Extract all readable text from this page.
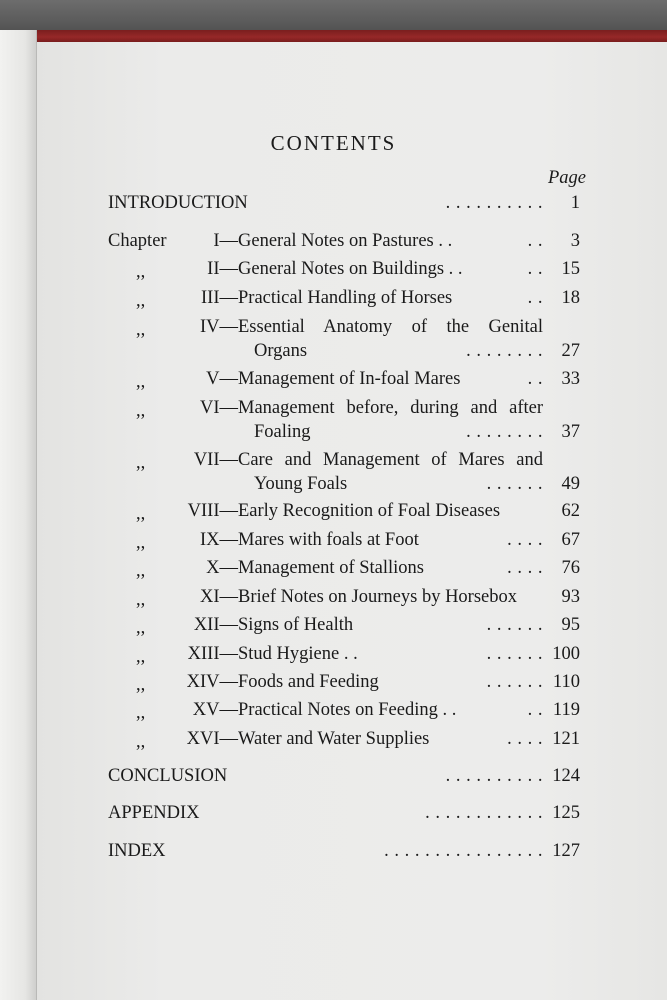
CONTENTS
Page
INTRODUCTION	. . . . . . . . . . 1
Chapter	I— General Notes on Pastures . .	. . 3
,,	II— General Notes on Buildings . .	. . 15
,,	III— Practical Handling of Horses	. . 18
,,	IV— Essential Anatomy of the Genital
Organs	. . . . . . . . 27
,,	V— Management of In-foal Mares	. . 33
,,	VI— Management before, during and after
Foaling	. . . . . . . . 37
,,	VII— Care and Management of Mares and
Young Foals	. . . . . . 49
,, VIII— Early Recognition of Foal Diseases	62
,,	IX— Mares with foals at Foot	. . . . 67
,,	X— Management of Stallions	. . . . 76
,,	XI— Brief Notes on Journeys by Horsebox 93
,,	XII— Signs of Health	. . . . . . 95
,, XIII— Stud Hygiene . .	. . . . . . 100
,, XIV— Foods and Feeding	. . . . . . 110
,,	XV— Practical Notes on Feeding . .	. . 119
,, XVI— Water and Water Supplies	. . . . 121
CONCLUSION	. . . . . . . . . . 124
APPENDIX	. . . . . . . . . . . . 125
INDEX	. . . . . . . . . . . . . . . . 127
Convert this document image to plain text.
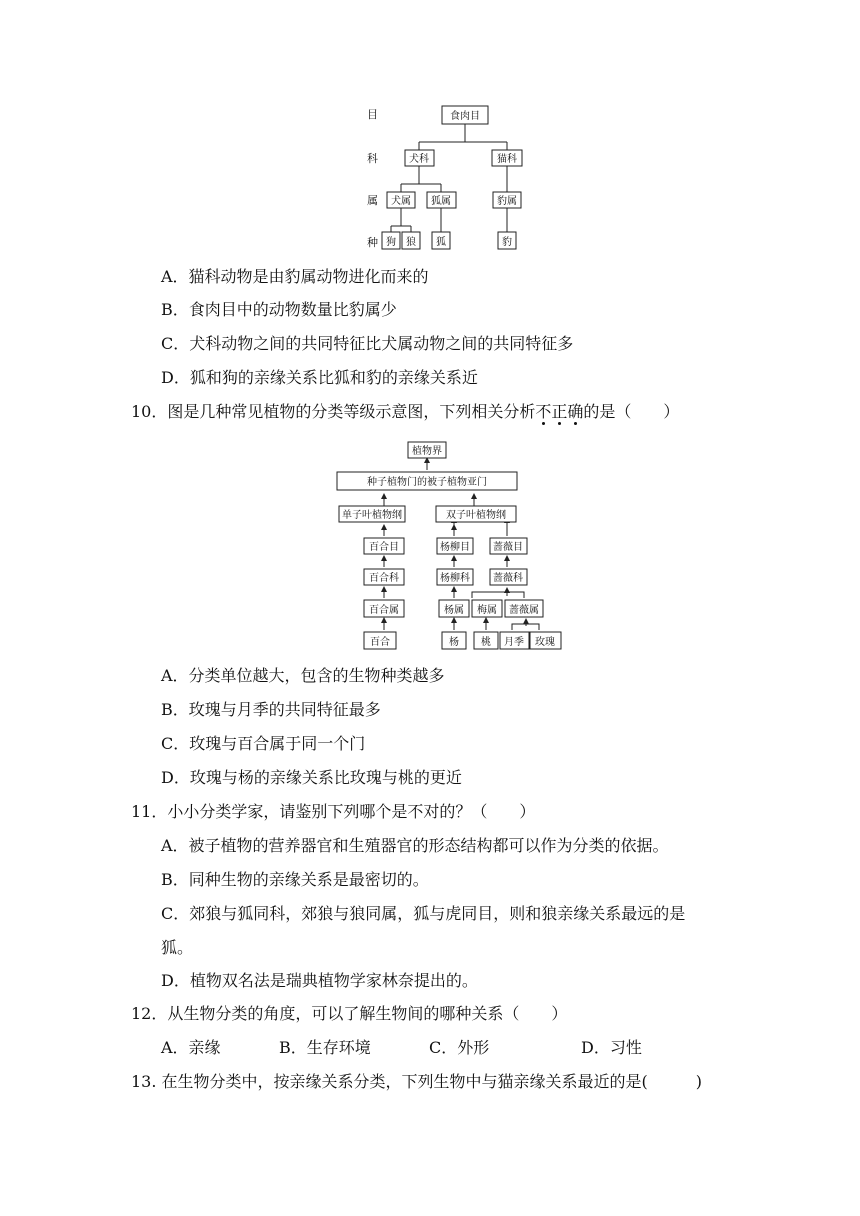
目
科
属
种
食肉目
犬科	猫科
犬属 狐属	豹属
狗 狼 狐	豹
A．猫科动物是由豹属动物进化而来的
B．食肉目中的动物数量比豹属少
C．犬科动物之间的共同特征比犬属动物之间的共同特征多
D．狐和狗的亲缘关系比狐和豹的亲缘关系近
10．图是几种常见植物的分类等级示意图，下列相关分析不正确的是（　　）
植物界
种子植物门的被子植物亚门
单子叶植物纲	双子叶植物纲
百合目	杨柳目 蔷薇目
百合科	杨柳科 蔷薇科
百合属	杨属 梅属 蔷薇属
百合	杨 桃 月季 玫瑰
A．分类单位越大，包含的生物种类越多
B．玫瑰与月季的共同特征最多
C．玫瑰与百合属于同一个门
D．玫瑰与杨的亲缘关系比玫瑰与桃的更近
11．小小分类学家，请鉴别下列哪个是不对的？（　　）
A．被子植物的营养器官和生殖器官的形态结构都可以作为分类的依据。
B．同种生物的亲缘关系是最密切的。
C．郊狼与狐同科，郊狼与狼同属，狐与虎同目，则和狼亲缘关系最远的是
狐。
D．植物双名法是瑞典植物学家林奈提出的。
12．从生物分类的角度，可以了解生物间的哪种关系（　　）
A．亲缘	B．生存环境	C．外形	D．习性
13. 在生物分类中，按亲缘关系分类，下列生物中与猫亲缘关系最近的是(　　　)
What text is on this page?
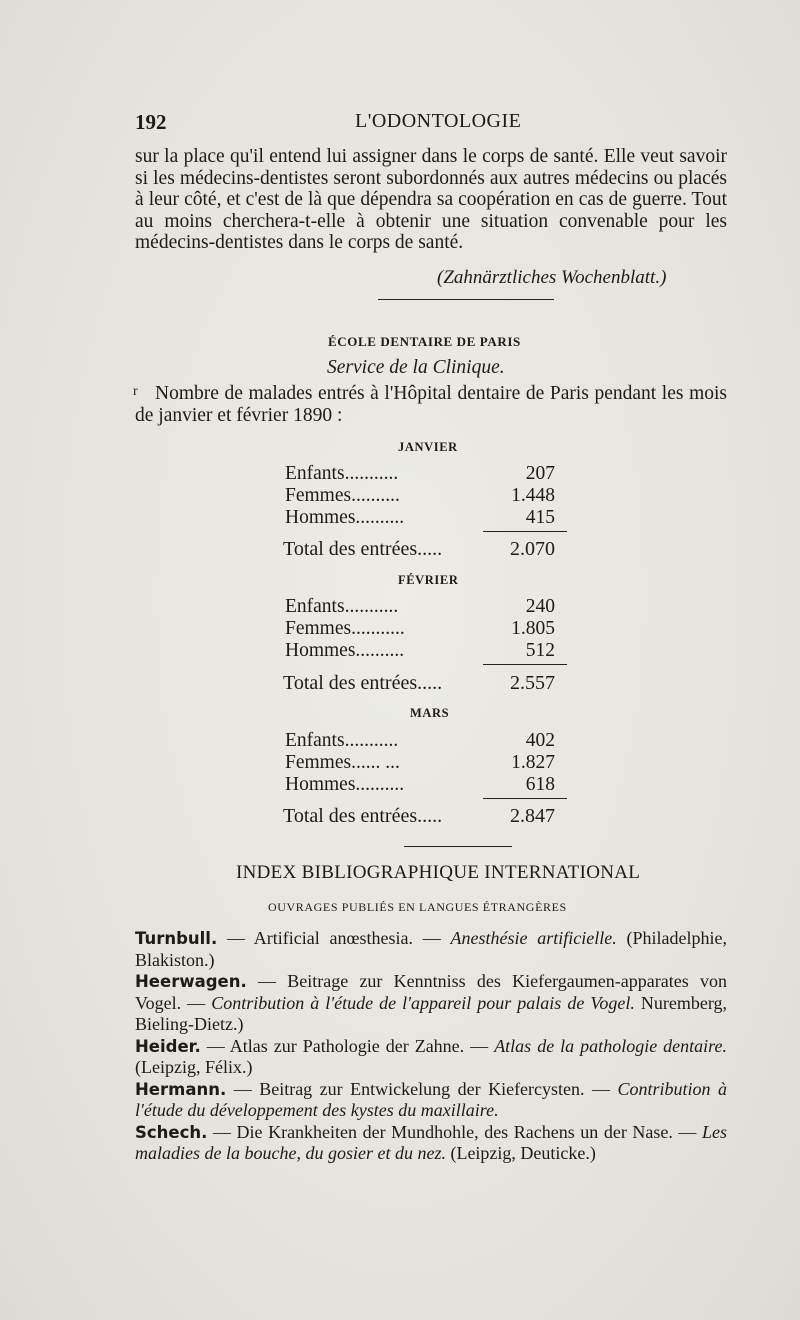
192	L'ODONTOLOGIE

sur la place qu'il entend lui assigner dans le corps de santé. Elle veut savoir si les médecins-dentistes seront subordonnés aux autres médecins ou placés à leur côté, et c'est de là que dépendra sa coopération en cas de guerre. Tout au moins cherchera-t-elle à obtenir une situation convenable pour les médecins-dentistes dans le corps de santé.

(Zahnärztliches Wochenblatt.)
ÉCOLE DENTAIRE DE PARIS
Service de la Clinique.
r Nombre de malades entrés à l'Hôpital dentaire de Paris pendant les mois de janvier et février 1890 :

JANVIER
Enfants...........	207
Femmes..........	1.448
Hommes..........	415
Total des entrées.....	2.070
FÉVRIER
Enfants...........	240
Femmes...........	1.805
Hommes..........	512
Total des entrées.....	2.557
MARS
Enfants...........	402
Femmes...... ...	1.827
Hommes..........	618
Total des entrées.....	2.847
INDEX BIBLIOGRAPHIQUE INTERNATIONAL
OUVRAGES PUBLIÉS EN LANGUES ÉTRANGÈRES

Turnbull. — Artificial anœsthesia. — Anesthésie artificielle. (Philadelphie, Blakiston.)

Heerwagen. — Beitrage zur Kenntniss des Kiefergaumen-apparates von Vogel. — Contribution à l'étude de l'appareil pour palais de Vogel. Nuremberg, Bieling-Dietz.)

Heider. — Atlas zur Pathologie der Zahne. — Atlas de la pathologie dentaire. (Leipzig, Félix.)

Hermann. — Beitrag zur Entwickelung der Kiefercysten. — Contribution à l'étude du développement des kystes du maxillaire.

Schech. — Die Krankheiten der Mundhohle, des Rachens un der Nase. — Les maladies de la bouche, du gosier et du nez. (Leipzig, Deuticke.)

### To do
List every line from the entries above in which "text" appears.

### Correct result
Extract all readable text from this page.
Convert this document image to plain text.
What text is on this page?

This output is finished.